Given exercise: Find each line with "this" and copy it.

Supplied data:
────────────────

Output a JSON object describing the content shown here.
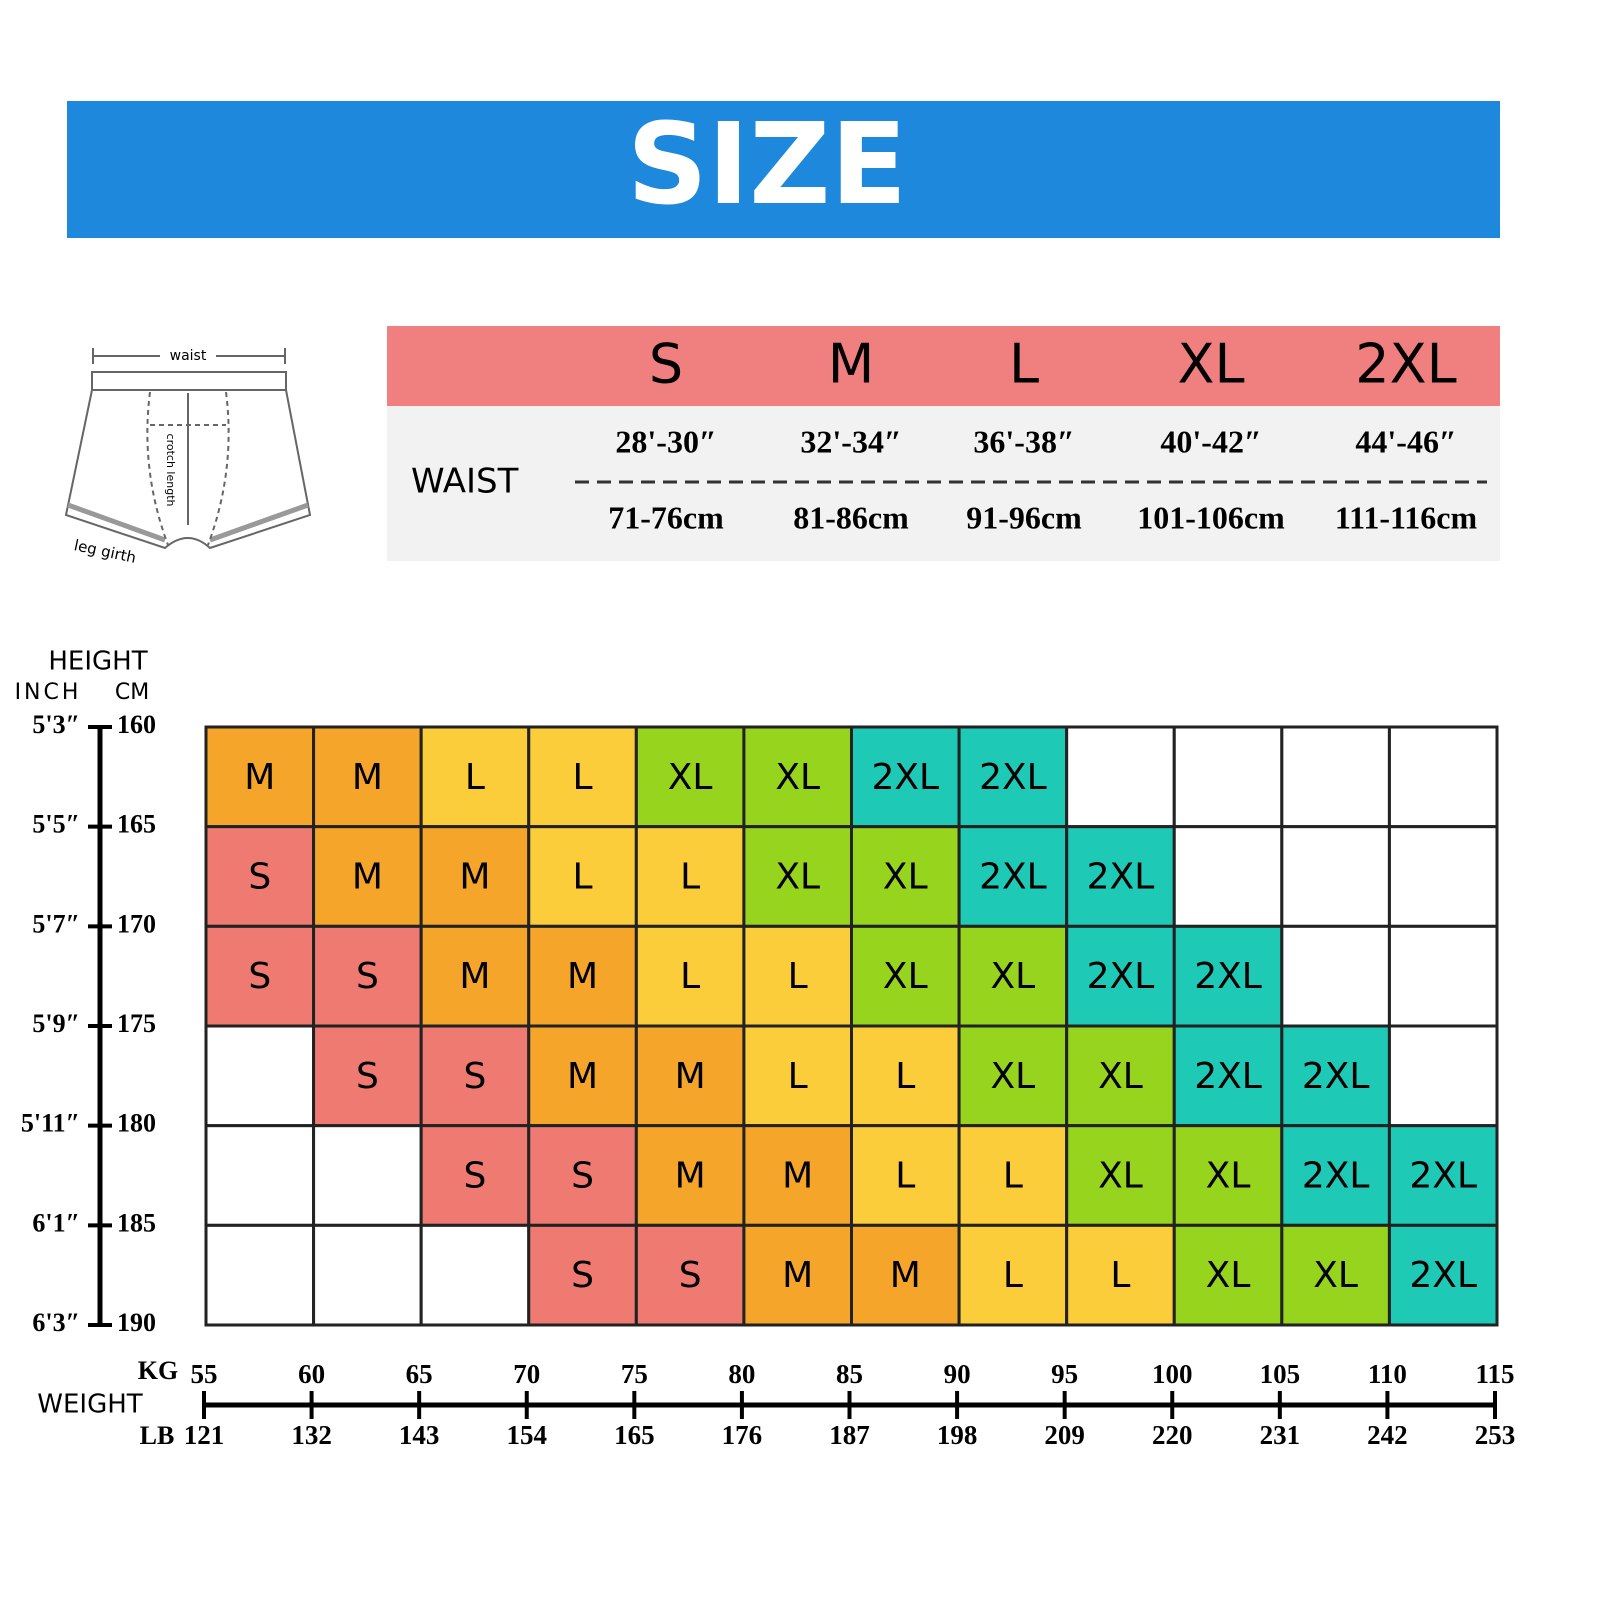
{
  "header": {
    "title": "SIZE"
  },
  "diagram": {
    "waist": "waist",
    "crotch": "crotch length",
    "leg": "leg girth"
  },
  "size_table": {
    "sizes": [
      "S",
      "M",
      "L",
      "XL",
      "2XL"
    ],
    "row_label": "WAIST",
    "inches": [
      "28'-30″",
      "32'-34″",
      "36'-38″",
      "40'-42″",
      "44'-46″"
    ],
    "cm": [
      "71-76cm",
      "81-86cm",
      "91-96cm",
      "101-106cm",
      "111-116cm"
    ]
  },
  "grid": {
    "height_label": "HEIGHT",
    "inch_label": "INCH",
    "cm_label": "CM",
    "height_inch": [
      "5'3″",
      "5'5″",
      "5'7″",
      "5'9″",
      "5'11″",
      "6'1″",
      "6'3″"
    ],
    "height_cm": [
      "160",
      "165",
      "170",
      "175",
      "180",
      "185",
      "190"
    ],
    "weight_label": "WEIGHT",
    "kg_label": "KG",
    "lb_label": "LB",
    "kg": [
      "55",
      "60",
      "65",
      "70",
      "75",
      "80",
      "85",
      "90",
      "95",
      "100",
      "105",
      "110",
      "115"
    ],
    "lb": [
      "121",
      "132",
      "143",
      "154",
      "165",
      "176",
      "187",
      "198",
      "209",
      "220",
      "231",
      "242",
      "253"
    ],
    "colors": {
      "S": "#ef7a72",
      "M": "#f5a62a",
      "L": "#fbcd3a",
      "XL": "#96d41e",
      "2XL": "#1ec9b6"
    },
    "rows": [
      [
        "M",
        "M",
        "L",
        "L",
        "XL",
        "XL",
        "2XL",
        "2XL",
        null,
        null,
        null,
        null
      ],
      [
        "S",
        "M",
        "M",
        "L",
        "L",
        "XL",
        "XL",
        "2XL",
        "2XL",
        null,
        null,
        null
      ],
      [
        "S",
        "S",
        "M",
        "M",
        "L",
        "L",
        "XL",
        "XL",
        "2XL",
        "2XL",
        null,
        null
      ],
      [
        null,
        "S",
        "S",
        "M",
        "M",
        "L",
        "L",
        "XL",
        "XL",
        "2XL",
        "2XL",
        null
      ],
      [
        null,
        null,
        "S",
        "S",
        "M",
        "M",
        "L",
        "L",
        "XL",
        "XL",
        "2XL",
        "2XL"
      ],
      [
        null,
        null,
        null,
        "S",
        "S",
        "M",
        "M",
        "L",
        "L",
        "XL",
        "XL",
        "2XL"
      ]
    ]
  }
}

────────────────

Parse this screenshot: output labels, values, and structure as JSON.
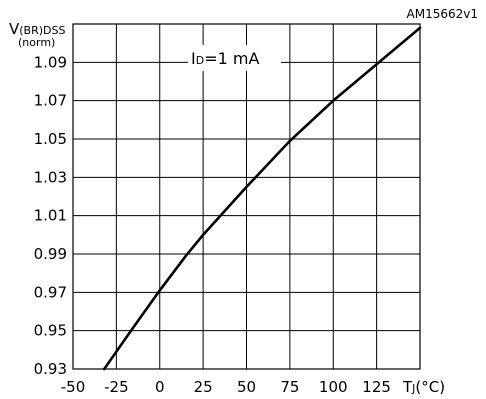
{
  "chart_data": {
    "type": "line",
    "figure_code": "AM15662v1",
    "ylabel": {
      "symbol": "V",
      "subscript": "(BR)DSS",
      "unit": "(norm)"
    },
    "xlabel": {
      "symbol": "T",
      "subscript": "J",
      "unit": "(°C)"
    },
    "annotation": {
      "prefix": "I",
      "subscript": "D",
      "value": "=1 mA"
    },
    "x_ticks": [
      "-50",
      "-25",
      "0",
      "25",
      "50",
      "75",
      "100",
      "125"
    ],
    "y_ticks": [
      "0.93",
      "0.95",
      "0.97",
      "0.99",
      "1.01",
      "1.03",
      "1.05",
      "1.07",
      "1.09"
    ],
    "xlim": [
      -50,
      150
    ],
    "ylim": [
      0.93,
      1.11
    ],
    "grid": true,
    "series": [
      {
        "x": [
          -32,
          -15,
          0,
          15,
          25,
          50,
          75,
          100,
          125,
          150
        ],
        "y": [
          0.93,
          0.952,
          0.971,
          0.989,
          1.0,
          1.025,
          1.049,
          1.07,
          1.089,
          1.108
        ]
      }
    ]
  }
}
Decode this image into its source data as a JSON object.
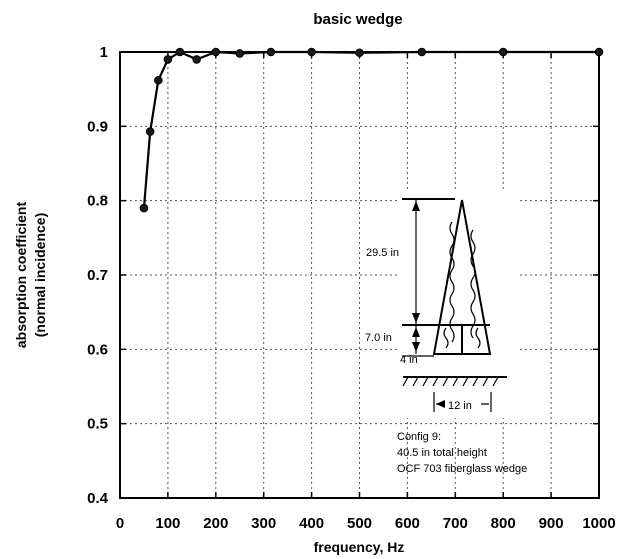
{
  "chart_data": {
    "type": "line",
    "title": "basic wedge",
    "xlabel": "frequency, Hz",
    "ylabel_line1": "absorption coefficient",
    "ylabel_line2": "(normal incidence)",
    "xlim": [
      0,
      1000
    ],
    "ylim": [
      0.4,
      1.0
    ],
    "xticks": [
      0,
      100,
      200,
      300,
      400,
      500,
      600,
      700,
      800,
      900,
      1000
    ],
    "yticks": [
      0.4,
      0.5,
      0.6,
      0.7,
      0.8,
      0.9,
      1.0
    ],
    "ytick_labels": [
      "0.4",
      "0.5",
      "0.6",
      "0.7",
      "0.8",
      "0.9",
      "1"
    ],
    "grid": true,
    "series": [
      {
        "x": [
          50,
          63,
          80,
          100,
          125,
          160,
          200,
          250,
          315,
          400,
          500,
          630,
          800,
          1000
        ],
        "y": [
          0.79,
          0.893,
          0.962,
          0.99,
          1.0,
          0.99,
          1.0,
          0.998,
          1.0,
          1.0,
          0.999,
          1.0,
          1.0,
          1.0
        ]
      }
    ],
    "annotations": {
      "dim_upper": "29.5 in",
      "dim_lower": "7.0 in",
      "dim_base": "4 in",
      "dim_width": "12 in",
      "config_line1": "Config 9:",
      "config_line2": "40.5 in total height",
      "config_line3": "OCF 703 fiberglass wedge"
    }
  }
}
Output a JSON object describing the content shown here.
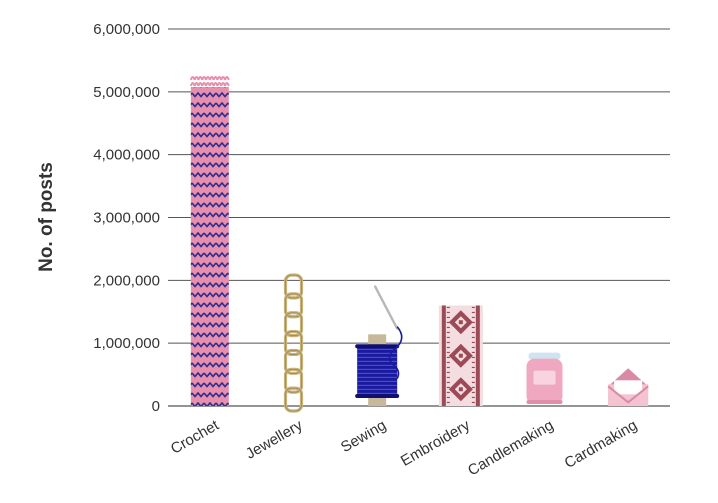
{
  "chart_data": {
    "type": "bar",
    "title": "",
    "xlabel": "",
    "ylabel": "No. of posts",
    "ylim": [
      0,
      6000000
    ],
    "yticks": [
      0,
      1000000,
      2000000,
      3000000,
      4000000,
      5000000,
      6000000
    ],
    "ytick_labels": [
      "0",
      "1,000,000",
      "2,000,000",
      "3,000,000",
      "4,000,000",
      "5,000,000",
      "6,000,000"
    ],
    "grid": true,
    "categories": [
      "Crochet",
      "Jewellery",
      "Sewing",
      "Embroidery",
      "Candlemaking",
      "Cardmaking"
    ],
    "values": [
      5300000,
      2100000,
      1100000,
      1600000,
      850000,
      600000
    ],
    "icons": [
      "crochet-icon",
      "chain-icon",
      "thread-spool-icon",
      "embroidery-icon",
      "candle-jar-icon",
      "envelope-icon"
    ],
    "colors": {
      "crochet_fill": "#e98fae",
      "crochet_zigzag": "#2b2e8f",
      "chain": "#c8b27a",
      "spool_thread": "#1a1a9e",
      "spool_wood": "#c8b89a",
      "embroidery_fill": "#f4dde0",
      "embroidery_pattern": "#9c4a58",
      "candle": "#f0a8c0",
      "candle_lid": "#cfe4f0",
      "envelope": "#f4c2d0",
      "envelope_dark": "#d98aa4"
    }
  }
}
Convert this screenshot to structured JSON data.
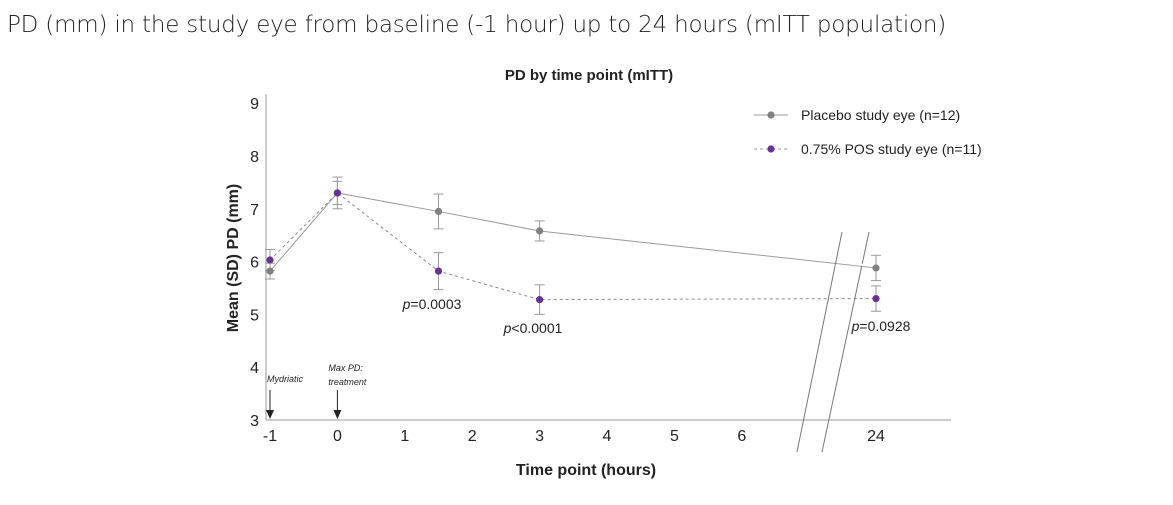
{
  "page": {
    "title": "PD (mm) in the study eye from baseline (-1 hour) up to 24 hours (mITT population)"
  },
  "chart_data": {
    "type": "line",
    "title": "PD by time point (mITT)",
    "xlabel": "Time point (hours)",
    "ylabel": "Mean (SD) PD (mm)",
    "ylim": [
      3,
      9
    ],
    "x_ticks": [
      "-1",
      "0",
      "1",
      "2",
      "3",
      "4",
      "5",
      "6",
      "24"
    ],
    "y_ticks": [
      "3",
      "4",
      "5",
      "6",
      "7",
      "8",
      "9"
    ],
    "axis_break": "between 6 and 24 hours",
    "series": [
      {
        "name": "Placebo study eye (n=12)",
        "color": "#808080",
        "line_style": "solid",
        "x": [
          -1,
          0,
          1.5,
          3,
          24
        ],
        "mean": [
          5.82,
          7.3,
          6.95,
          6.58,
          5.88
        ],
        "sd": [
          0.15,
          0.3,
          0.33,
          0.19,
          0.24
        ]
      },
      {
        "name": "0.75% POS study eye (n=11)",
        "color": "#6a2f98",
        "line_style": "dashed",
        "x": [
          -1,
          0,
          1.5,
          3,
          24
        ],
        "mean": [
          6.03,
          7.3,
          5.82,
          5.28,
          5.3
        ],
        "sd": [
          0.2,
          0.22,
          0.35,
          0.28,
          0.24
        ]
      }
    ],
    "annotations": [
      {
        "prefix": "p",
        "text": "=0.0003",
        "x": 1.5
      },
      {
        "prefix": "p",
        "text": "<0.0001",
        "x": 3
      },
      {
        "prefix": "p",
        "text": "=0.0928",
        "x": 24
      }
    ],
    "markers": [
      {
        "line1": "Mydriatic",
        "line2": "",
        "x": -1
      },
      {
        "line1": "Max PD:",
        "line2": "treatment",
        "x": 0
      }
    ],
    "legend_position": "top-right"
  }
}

────────────────

Answer to the exercise:
Parse this screenshot: output labels, values, and structure as JSON.
Decode this image into its source data as a JSON object.
Convert this screenshot to structured JSON data.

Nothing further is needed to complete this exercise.